# Information provided

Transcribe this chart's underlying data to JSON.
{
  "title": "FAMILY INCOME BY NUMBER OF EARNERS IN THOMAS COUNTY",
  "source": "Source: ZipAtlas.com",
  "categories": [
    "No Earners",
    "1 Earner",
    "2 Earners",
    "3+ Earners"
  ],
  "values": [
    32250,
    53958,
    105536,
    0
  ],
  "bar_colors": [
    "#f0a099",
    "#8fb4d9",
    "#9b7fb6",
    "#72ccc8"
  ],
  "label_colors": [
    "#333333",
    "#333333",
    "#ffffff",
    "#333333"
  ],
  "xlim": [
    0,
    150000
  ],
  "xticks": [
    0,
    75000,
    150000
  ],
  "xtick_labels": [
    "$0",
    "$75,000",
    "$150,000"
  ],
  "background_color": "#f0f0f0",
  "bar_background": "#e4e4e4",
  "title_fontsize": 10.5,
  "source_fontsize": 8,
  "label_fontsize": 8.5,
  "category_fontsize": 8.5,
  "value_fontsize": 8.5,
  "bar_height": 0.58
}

--

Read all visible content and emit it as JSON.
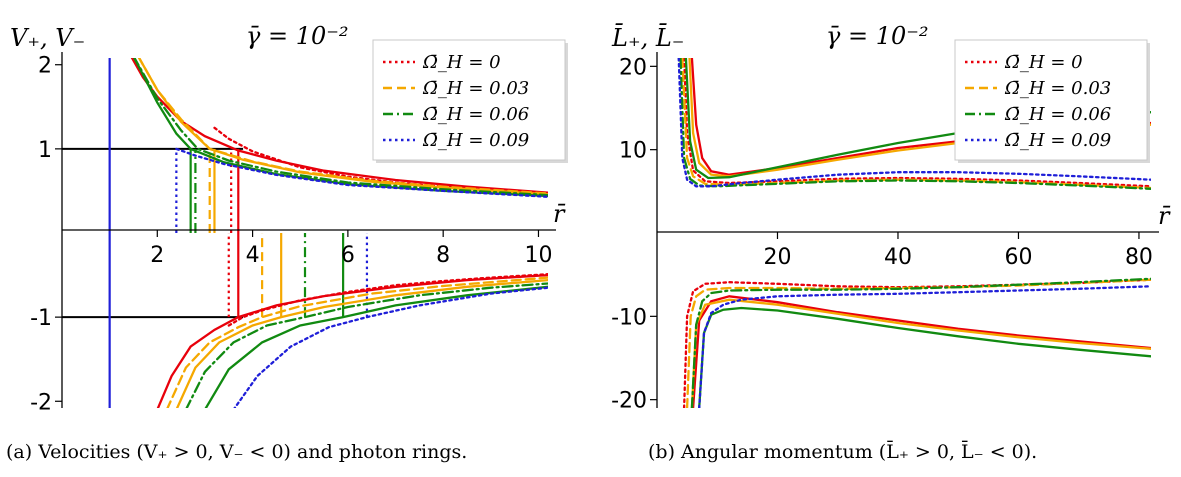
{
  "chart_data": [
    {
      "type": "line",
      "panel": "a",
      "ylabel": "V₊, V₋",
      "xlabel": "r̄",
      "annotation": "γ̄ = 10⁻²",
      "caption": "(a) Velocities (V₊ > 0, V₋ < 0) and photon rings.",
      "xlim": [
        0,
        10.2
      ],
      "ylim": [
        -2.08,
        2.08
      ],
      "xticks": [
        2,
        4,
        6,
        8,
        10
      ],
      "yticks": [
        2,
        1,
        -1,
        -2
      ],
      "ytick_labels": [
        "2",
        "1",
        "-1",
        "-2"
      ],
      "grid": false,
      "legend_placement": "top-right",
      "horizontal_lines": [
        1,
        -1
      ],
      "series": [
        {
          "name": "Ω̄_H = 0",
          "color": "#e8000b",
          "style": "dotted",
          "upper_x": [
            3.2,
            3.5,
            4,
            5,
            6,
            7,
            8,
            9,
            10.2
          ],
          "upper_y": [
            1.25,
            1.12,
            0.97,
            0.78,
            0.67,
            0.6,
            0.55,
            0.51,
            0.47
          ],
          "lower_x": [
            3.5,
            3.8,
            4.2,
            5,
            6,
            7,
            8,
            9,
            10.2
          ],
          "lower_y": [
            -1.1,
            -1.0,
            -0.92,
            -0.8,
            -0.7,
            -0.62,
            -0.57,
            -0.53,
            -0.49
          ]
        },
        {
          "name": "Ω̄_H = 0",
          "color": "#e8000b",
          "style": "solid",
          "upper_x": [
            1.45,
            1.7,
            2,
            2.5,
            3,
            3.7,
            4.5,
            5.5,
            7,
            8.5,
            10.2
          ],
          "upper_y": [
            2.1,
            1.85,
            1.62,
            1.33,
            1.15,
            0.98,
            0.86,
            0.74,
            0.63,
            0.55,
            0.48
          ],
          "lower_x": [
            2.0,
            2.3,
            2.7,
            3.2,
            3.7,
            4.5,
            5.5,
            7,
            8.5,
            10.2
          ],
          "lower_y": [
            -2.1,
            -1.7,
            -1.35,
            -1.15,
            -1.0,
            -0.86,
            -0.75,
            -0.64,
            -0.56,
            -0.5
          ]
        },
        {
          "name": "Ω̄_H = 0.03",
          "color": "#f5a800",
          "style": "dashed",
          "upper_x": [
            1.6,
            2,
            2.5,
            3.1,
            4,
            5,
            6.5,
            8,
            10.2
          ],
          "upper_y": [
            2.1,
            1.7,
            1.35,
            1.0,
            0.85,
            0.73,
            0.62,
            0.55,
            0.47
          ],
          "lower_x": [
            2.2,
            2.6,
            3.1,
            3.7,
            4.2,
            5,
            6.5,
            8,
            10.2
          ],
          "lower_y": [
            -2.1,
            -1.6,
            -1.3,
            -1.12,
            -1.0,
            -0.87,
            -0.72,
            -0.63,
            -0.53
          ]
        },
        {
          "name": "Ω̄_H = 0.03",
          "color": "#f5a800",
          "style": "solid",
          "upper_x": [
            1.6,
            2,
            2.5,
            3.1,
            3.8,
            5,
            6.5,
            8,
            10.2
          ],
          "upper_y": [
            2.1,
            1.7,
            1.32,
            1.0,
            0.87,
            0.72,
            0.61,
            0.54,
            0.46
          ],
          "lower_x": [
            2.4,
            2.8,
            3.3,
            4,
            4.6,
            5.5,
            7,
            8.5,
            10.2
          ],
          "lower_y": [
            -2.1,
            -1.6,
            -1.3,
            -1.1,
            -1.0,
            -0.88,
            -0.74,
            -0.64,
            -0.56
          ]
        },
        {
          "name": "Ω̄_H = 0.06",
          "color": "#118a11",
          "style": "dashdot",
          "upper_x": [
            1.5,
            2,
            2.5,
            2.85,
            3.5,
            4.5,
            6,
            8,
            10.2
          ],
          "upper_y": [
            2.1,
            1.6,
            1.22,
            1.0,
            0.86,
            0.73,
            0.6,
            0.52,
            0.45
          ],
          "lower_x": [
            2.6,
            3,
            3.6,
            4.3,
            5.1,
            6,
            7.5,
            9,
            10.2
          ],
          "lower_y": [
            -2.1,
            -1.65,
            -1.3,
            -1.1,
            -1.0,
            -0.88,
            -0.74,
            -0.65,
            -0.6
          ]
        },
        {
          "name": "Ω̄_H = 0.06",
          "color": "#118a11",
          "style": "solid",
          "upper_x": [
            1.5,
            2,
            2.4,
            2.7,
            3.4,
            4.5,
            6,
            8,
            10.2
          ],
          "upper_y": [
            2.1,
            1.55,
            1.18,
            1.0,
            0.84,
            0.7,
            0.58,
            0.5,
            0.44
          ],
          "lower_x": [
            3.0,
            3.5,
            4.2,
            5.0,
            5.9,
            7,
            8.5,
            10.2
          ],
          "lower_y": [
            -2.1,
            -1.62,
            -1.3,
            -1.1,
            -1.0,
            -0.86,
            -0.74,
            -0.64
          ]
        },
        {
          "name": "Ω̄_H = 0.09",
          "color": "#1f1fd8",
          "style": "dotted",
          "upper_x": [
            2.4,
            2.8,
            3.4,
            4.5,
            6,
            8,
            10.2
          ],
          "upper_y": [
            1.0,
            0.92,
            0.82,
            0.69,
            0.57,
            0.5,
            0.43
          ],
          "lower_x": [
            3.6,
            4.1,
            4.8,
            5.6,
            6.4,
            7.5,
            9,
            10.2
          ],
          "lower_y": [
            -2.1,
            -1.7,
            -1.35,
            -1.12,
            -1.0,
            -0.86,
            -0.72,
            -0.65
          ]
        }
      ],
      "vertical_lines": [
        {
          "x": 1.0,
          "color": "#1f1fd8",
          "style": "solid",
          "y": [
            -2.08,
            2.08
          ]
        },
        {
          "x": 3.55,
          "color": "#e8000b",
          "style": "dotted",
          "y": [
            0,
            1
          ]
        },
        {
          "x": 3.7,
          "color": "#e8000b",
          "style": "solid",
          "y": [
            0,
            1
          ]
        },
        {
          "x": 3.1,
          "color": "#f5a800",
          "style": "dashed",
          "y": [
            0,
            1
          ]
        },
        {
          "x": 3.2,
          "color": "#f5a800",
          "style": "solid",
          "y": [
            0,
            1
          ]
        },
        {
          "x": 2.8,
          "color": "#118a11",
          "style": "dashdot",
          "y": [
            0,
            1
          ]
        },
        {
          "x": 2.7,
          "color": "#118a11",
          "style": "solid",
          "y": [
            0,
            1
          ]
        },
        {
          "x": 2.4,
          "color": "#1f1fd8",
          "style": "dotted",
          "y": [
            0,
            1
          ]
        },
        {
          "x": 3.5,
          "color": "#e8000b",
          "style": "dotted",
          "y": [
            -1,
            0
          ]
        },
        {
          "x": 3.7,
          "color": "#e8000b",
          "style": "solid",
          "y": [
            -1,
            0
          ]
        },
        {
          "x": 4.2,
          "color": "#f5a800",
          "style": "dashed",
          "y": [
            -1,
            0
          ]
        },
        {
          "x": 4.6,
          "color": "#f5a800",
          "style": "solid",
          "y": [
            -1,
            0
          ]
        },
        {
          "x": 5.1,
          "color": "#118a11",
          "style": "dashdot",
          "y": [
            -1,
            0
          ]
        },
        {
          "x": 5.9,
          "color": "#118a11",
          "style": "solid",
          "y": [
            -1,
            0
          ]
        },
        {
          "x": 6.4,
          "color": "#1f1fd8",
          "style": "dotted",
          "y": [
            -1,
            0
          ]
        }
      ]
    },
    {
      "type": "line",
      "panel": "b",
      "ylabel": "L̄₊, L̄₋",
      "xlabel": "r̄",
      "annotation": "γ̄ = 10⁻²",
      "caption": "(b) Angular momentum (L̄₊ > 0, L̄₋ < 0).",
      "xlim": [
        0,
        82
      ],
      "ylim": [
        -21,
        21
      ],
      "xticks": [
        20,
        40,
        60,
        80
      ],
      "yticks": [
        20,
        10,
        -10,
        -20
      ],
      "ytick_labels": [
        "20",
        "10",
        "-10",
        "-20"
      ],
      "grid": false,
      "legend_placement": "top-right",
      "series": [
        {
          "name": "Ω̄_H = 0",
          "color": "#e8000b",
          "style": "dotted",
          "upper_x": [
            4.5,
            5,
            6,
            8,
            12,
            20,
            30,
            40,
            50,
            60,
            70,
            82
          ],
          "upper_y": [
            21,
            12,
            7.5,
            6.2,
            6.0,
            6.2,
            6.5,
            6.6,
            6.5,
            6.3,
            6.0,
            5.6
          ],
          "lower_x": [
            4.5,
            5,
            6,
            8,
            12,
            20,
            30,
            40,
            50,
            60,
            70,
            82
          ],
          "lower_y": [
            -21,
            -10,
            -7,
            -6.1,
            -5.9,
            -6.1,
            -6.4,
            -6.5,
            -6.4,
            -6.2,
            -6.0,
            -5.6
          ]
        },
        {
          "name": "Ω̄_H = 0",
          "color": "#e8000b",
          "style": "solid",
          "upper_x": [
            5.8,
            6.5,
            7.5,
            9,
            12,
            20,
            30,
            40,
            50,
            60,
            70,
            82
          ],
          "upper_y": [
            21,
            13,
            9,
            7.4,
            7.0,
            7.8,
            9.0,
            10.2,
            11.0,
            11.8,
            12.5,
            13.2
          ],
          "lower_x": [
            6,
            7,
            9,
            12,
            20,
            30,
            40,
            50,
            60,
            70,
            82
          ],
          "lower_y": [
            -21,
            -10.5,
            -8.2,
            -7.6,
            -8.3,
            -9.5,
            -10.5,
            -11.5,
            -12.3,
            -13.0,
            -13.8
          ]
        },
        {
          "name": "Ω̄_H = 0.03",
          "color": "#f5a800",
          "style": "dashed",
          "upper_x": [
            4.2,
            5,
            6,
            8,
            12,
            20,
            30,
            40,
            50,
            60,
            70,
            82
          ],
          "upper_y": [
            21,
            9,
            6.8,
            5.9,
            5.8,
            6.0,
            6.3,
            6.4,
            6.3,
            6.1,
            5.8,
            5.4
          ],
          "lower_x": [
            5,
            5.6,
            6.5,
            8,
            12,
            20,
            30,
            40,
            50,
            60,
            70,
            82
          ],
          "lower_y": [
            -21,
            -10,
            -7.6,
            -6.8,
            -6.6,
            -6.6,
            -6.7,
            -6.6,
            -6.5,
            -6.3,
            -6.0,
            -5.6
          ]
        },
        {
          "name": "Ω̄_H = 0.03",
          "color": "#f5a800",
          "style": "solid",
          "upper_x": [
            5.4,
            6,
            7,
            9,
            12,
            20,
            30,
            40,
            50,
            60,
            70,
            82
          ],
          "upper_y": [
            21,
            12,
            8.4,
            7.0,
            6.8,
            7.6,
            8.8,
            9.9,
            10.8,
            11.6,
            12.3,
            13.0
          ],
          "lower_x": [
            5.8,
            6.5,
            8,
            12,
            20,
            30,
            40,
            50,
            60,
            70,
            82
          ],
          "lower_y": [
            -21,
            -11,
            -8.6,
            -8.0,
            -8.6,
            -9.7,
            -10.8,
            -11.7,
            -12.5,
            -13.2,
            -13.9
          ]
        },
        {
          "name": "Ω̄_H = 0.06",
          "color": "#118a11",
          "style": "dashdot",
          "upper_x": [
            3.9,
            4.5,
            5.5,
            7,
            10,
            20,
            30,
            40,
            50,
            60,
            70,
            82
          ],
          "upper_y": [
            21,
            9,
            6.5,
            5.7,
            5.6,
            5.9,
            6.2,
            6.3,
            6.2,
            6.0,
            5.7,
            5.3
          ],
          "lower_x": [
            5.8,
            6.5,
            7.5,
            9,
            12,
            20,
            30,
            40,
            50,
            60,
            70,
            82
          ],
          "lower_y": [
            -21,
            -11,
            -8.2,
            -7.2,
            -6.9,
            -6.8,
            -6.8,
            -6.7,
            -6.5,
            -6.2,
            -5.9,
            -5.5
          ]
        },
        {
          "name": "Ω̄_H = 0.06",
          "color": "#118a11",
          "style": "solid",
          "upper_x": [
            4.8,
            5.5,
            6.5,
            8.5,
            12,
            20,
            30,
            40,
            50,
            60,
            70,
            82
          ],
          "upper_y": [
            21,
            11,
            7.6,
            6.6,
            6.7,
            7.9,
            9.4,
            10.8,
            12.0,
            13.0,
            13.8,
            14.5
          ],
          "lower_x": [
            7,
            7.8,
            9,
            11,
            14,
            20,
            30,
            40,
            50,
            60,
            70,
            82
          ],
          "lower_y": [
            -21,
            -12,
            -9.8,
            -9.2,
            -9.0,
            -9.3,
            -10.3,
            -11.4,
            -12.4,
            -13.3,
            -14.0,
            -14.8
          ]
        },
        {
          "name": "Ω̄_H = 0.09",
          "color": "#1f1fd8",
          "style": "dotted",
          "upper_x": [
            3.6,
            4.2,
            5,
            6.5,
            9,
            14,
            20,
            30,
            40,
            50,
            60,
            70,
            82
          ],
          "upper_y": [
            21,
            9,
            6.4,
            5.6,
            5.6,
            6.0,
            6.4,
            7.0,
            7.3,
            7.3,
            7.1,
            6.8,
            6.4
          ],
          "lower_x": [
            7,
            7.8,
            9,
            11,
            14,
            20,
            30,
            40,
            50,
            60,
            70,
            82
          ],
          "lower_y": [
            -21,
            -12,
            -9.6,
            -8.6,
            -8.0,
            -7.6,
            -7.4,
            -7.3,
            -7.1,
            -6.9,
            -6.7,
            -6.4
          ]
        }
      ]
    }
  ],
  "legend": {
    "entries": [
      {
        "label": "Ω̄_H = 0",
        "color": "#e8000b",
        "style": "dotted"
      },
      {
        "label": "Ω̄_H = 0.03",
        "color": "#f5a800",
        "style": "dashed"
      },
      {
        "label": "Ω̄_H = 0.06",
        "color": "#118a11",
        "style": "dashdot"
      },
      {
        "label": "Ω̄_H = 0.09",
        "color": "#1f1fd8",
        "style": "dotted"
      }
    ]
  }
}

# Stated exercise
Which lines above hold the word "caption"? Copy each of them.

# Result of this exercise
      "caption": "(a) Velocities (V₊ > 0, V₋ < 0) and photon rings.",
      "caption": "(b) Angular momentum (L̄₊ > 0, L̄₋ < 0).",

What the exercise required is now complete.